Set exercise:
Check each line of the material below for "Видовой". Report how many have it, with no other words.

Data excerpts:
— begin —
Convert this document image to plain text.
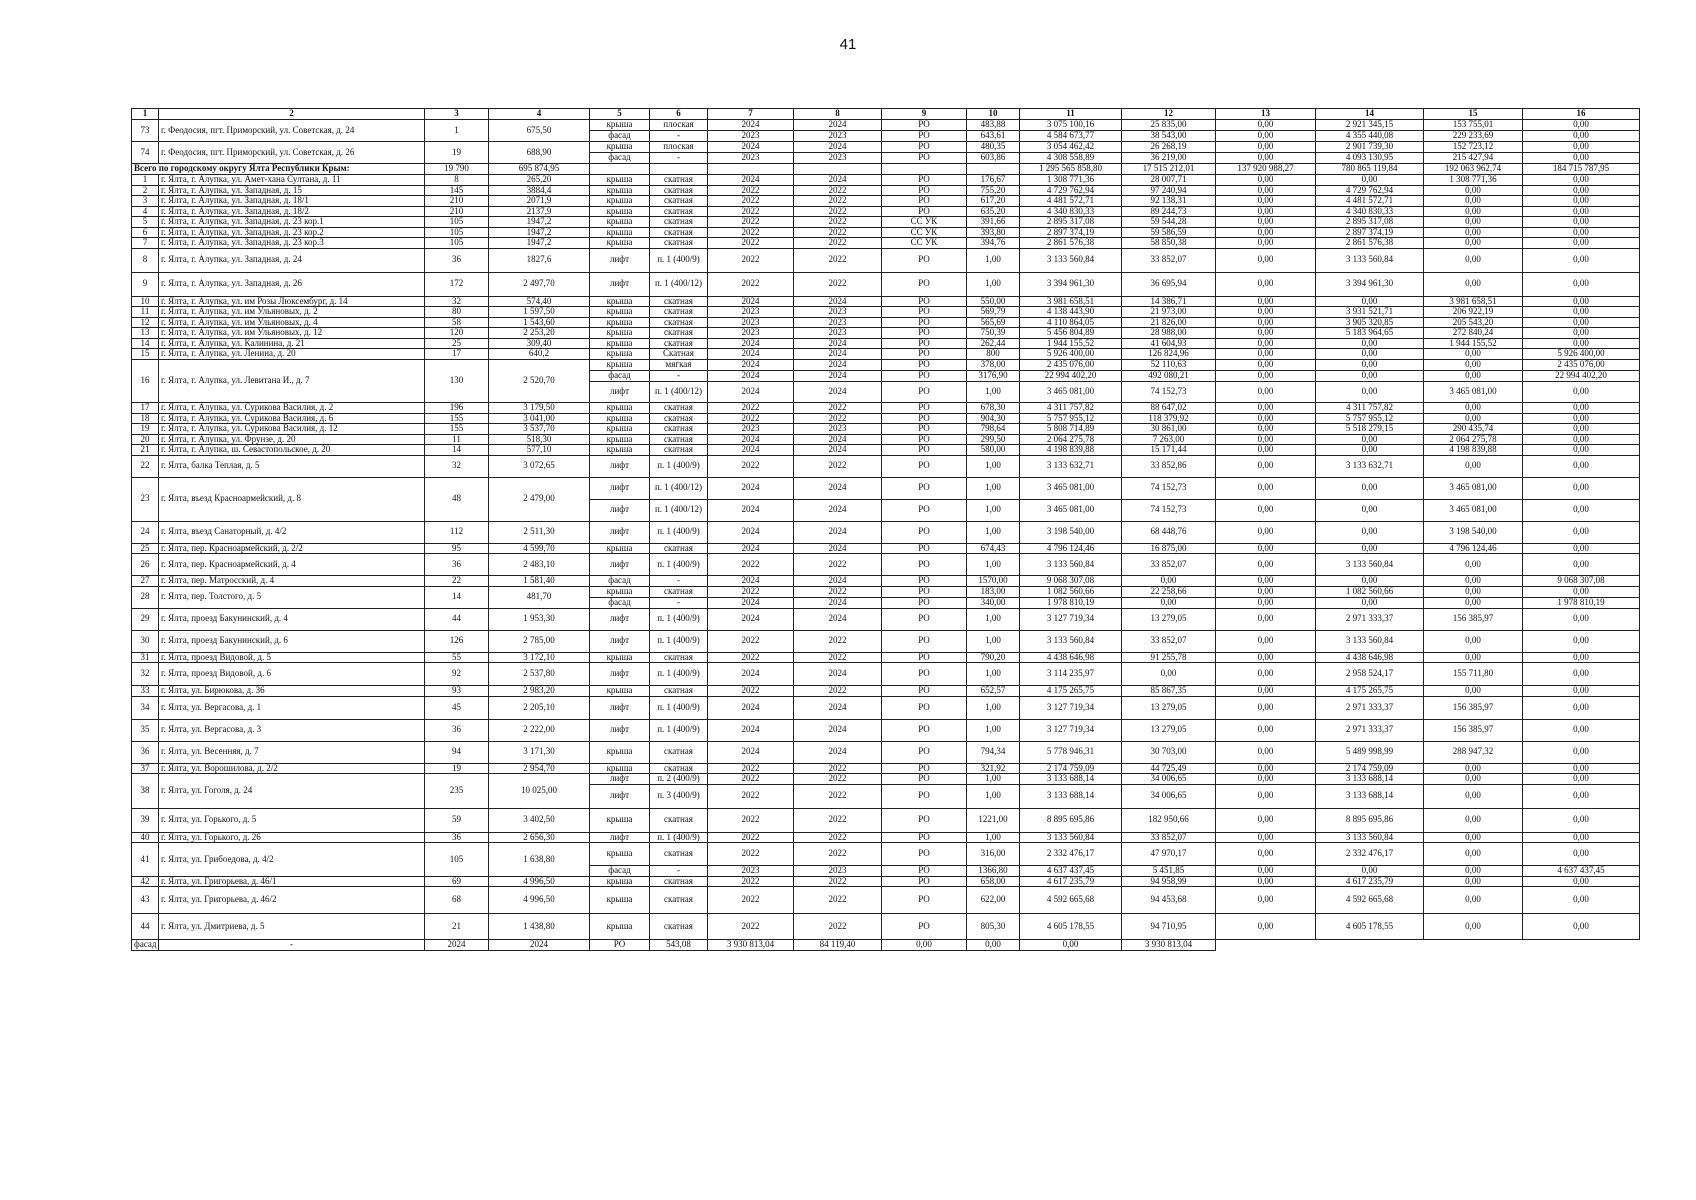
41
1	2	3	4	5	6	7	8	9	10	11	12	13	14	15	16
73	г. Феодосия, пгт. Приморский, ул. Советская, д. 24	1	675,50	крыша	плоская	2024	2024	РО	483,88	3 075 100,16	25 835,00	0,00	2 921 345,15	153 755,01	0,00
				фасад	-	2023	2023	РО	643,61	4 584 673,77	38 543,00	0,00	4 355 440,08	229 233,69	0,00
74	г. Феодосия, пгт. Приморский, ул. Советская, д. 26	19	688,90	крыша	плоская	2024	2024	РО	480,35	3 054 462,42	26 268,19	0,00	2 901 739,30	152 723,12	0,00
				фасад	-	2023	2023	РО	603,86	4 308 558,89	36 219,00	0,00	4 093 130,95	215 427,94	0,00
Всего по городскому округу Ялта Республики Крым:		19 790	695 874,95							1 295 565 858,80	17 515 212,01	137 920 988,27	780 865 119,84	192 063 962,74	184 715 787,95
1	г. Ялта, г. Алупка, ул. Амет-хана Султана, д. 11	8	265,20	крыша	скатная	2024	2024	РО	176,67	1 308 771,36	28 007,71	0,00	0,00	1 308 771,36	0,00
2	г. Ялта, г. Алупка, ул. Западная, д. 15	145	3884,4	крыша	скатная	2022	2022	РО	755,20	4 729 762,94	97 240,94	0,00	4 729 762,94	0,00	0,00
3	г. Ялта, г. Алупка, ул. Западная, д. 18/1	210	2071,9	крыша	скатная	2022	2022	РО	617,20	4 481 572,71	92 138,31	0,00	4 481 572,71	0,00	0,00
4	г. Ялта, г. Алупка, ул. Западная, д. 18/2	210	2137,9	крыша	скатная	2022	2022	РО	635,20	4 340 830,33	89 244,73	0,00	4 340 830,33	0,00	0,00
5	г. Ялта, г. Алупка, ул. Западная, д. 23 кор.1	105	1947,2	крыша	скатная	2022	2022	СС УК	391,66	2 895 317,08	59 544,28	0,00	2 895 317,08	0,00	0,00
6	г. Ялта, г. Алупка, ул. Западная, д. 23 кор.2	105	1947,2	крыша	скатная	2022	2022	СС УК	393,80	2 897 374,19	59 586,59	0,00	2 897 374,19	0,00	0,00
7	г. Ялта, г. Алупка, ул. Западная, д. 23 кор.3	105	1947,2	крыша	скатная	2022	2022	СС УК	394,76	2 861 576,38	58 850,38	0,00	2 861 576,38	0,00	0,00
8	г. Ялта, г. Алупка, ул. Западная, д. 24	36	1827,6	лифт	п. 1 (400/9)	2022	2022	РО	1,00	3 133 560,84	33 852,07	0,00	3 133 560,84	0,00	0,00
9	г. Ялта, г. Алупка, ул. Западная, д. 26	172	2 497,70	лифт	п. 1 (400/12)	2022	2022	РО	1,00	3 394 961,30	36 695,94	0,00	3 394 961,30	0,00	0,00
10	г. Ялта, г. Алупка, ул. им Розы Люксембург, д. 14	32	574,40	крыша	скатная	2024	2024	РО	550,00	3 981 658,51	14 386,71	0,00	0,00	3 981 658,51	0,00
11	г. Ялта, г. Алупка, ул. им Ульяновых, д. 2	80	1 597,50	крыша	скатная	2023	2023	РО	569,79	4 138 443,90	21 973,00	0,00	3 931 521,71	206 922,19	0,00
12	г. Ялта, г. Алупка, ул. им Ульяновых, д. 4	58	1 543,60	крыша	скатная	2023	2023	РО	565,69	4 110 864,05	21 826,00	0,00	3 905 320,85	205 543,20	0,00
13	г. Ялта, г. Алупка, ул. им Ульяновых, д. 12	120	2 253,20	крыша	скатная	2023	2023	РО	750,39	5 456 804,89	28 988,00	0,00	5 183 964,65	272 840,24	0,00
14	г. Ялта, г. Алупка, ул. Калинина, д. 21	25	309,40	крыша	скатная	2024	2024	РО	262,44	1 944 155,52	41 604,93	0,00	0,00	1 944 155,52	0,00
15	г. Ялта, г. Алупка, ул. Ленина, д. 20	17	640,2	крыша	Скатная	2024	2024	РО	800	5 926 400,00	126 824,96	0,00	0,00	0,00	5 926 400,00
16	г. Ялта, г. Алупка, ул. Левитана И., д. 7	130	2 520,70	крыша	мягкая	2024	2024	РО	378,00	2 435 076,00	52 110,63	0,00	0,00	0,00	2 435 076,00
				фасад	-	2024	2024	РО	3176,90	22 994 402,20	492 080,21	0,00	0,00	0,00	22 994 402,20
				лифт	п. 1 (400/12)	2024	2024	РО	1,00	3 465 081,00	74 152,73	0,00	0,00	3 465 081,00	0,00
17	г. Ялта, г. Алупка, ул. Сурикова Василия, д. 2	196	3 179,50	крыша	скатная	2022	2022	РО	678,30	4 311 757,82	88 647,02	0,00	4 311 757,82	0,00	0,00
18	г. Ялта, г. Алупка, ул. Сурикова Василия, д. 6	155	3 041,00	крыша	скатная	2022	2022	РО	904,30	5 757 955,12	118 379,92	0,00	5 757 955,12	0,00	0,00
19	г. Ялта, г. Алупка, ул. Сурикова Василия, д. 12	155	3 537,70	крыша	скатная	2023	2023	РО	798,64	5 808 714,89	30 861,00	0,00	5 518 279,15	290 435,74	0,00
20	г. Ялта, г. Алупка, ул. Фрунзе, д. 20	11	518,30	крыша	скатная	2024	2024	РО	299,50	2 064 275,78	7 263,00	0,00	0,00	2 064 275,78	0,00
21	г. Ялта, г. Алупка, ш. Севастопольское, д. 20	14	577,10	крыша	скатная	2024	2024	РО	580,00	4 198 839,88	15 171,44	0,00	0,00	4 198 839,88	0,00
22	г. Ялта, балка Теплая, д. 5	32	3 072,65	лифт	п. 1 (400/9)	2022	2022	РО	1,00	3 133 632,71	33 852,86	0,00	3 133 632,71	0,00	0,00
23	г. Ялта, въезд Красноармейский, д. 8	48	2 479,00	лифт	п. 1 (400/12)	2024	2024	РО	1,00	3 465 081,00	74 152,73	0,00	0,00	3 465 081,00	0,00
				лифт	п. 1 (400/12)	2024	2024	РО	1,00	3 465 081,00	74 152,73	0,00	0,00	3 465 081,00	0,00
24	г. Ялта, въезд Санаторный, д. 4/2	112	2 511,30	лифт	п. 1 (400/9)	2024	2024	РО	1,00	3 198 540,00	68 448,76	0,00	0,00	3 198 540,00	0,00
25	г. Ялта, пер. Красноармейский, д. 2/2	95	4 599,70	крыша	скатная	2024	2024	РО	674,43	4 796 124,46	16 875,00	0,00	0,00	4 796 124,46	0,00
26	г. Ялта, пер. Красноармейский, д. 4	36	2 483,10	лифт	п. 1 (400/9)	2022	2022	РО	1,00	3 133 560,84	33 852,07	0,00	3 133 560,84	0,00	0,00
27	г. Ялта, пер. Матросский, д. 4	22	1 581,40	фасад	-	2024	2024	РО	1570,00	9 068 307,08	0,00	0,00	0,00	0,00	9 068 307,08
28	г. Ялта, пер. Толстого, д. 5	14	481,70	крыша	скатная	2022	2022	РО	183,00	1 082 560,66	22 258,66	0,00	1 082 560,66	0,00	0,00
				фасад	-	2024	2024	РО	340,00	1 978 810,19	0,00	0,00	0,00	0,00	1 978 810,19
29	г. Ялта, проезд Бакунинский, д. 4	44	1 953,30	лифт	п. 1 (400/9)	2024	2024	РО	1,00	3 127 719,34	13 279,05	0,00	2 971 333,37	156 385,97	0,00
30	г. Ялта, проезд Бакунинский, д. 6	126	2 785,00	лифт	п. 1 (400/9)	2022	2022	РО	1,00	3 133 560,84	33 852,07	0,00	3 133 560,84	0,00	0,00
31	г. Ялта, проезд Видовой, д. 5	55	3 172,10	крыша	скатная	2022	2022	РО	790,20	4 438 646,98	91 255,78	0,00	4 438 646,98	0,00	0,00
32	г. Ялта, проезд Видовой, д. 6	92	2 537,80	лифт	п. 1 (400/9)	2024	2024	РО	1,00	3 114 235,97	0,00	0,00	2 958 524,17	155 711,80	0,00
33	г. Ялта, ул. Бирюкова, д. 36	93	2 983,20	крыша	скатная	2022	2022	РО	652,57	4 175 265,75	85 867,35	0,00	4 175 265,75	0,00	0,00
34	г. Ялта, ул. Вергасова, д. 1	45	2 205,10	лифт	п. 1 (400/9)	2024	2024	РО	1,00	3 127 719,34	13 279,05	0,00	2 971 333,37	156 385,97	0,00
35	г. Ялта, ул. Вергасова, д. 3	36	2 222,00	лифт	п. 1 (400/9)	2024	2024	РО	1,00	3 127 719,34	13 279,05	0,00	2 971 333,37	156 385,97	0,00
36	г. Ялта, ул. Весенняя, д. 7	94	3 171,30	крыша	скатная	2024	2024	РО	794,34	5 778 946,31	30 703,00	0,00	5 489 998,99	288 947,32	0,00
37	г. Ялта, ул. Ворошилова, д. 2/2	19	2 954,70	крыша	скатная	2022	2022	РО	321,92	2 174 759,09	44 725,49	0,00	2 174 759,09	0,00	0,00
38	г. Ялта, ул. Гоголя, д. 24	235	10 025,00	лифт	п. 2 (400/9)	2022	2022	РО	1,00	3 133 688,14	34 006,65	0,00	3 133 688,14	0,00	0,00
				лифт	п. 3 (400/9)	2022	2022	РО	1,00	3 133 688,14	34 006,65	0,00	3 133 688,14	0,00	0,00
39	г. Ялта, ул. Горького, д. 5	59	3 402,50	крыша	скатная	2022	2022	РО	1221,00	8 895 695,86	182 950,66	0,00	8 895 695,86	0,00	0,00
40	г. Ялта, ул. Горького, д. 26	36	2 656,30	лифт	п. 1 (400/9)	2022	2022	РО	1,00	3 133 560,84	33 852,07	0,00	3 133 560,84	0,00	0,00
41	г. Ялта, ул. Грибоедова, д. 4/2	105	1 638,80	крыша	скатная	2022	2022	РО	316,00	2 332 476,17	47 970,17	0,00	2 332 476,17	0,00	0,00
				фасад	-	2023	2023	РО	1366,80	4 637 437,45	5 451,85	0,00	0,00	0,00	4 637 437,45
42	г. Ялта, ул. Григорьева, д. 46/1	69	4 996,50	крыша	скатная	2022	2022	РО	658,00	4 617 235,79	94 958,99	0,00	4 617 235,79	0,00	0,00
43	г. Ялта, ул. Григорьева, д. 46/2	68	4 996,50	крыша	скатная	2022	2022	РО	622,00	4 592 665,68	94 453,68	0,00	4 592 665,68	0,00	0,00
44	г. Ялта, ул. Дмитриева, д. 5	21	1 438,80	крыша	скатная	2022	2022	РО	805,30	4 605 178,55	94 710,95	0,00	4 605 178,55	0,00	0,00
фасад	-	2024	2024	РО	543,08	3 930 813,04	84 119,40	0,00	0,00	0,00	3 930 813,04				
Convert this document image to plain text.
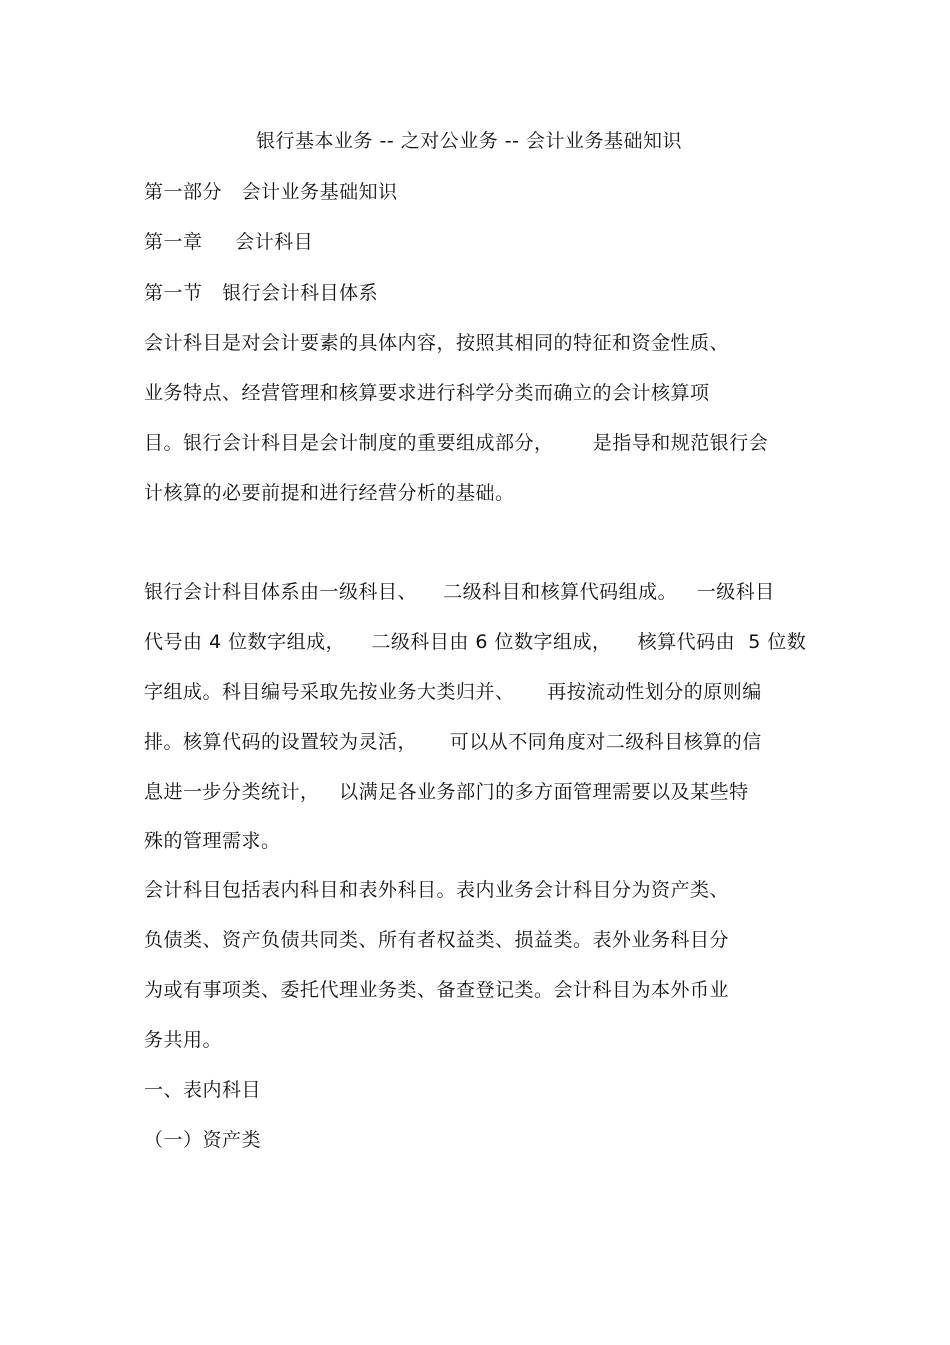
银行基本业务 -- 之对公业务 -- 会计业务基础知识
第一部分   会计业务基础知识
第一章     会计科目
第一节   银行会计科目体系
会计科目是对会计要素的具体内容，按照其相同的特征和资金性质、
业务特点、经营管理和核算要求进行科学分类而确立的会计核算项
目。银行会计科目是会计制度的重要组成部分，      是指导和规范银行会
计核算的必要前提和进行经营分析的基础。
银行会计科目体系由一级科目、    二级科目和核算代码组成。   一级科目
代号由 4 位数字组成，    二级科目由 6 位数字组成，    核算代码由  5 位数
字组成。科目编号采取先按业务大类归并、     再按流动性划分的原则编
排。核算代码的设置较为灵活，     可以从不同角度对二级科目核算的信
息进一步分类统计，   以满足各业务部门的多方面管理需要以及某些特
殊的管理需求。
会计科目包括表内科目和表外科目。表内业务会计科目分为资产类、
负债类、资产负债共同类、所有者权益类、损益类。表外业务科目分
为或有事项类、委托代理业务类、备查登记类。会计科目为本外币业
务共用。
一、表内科目
（一）资产类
— end —
Reply:
2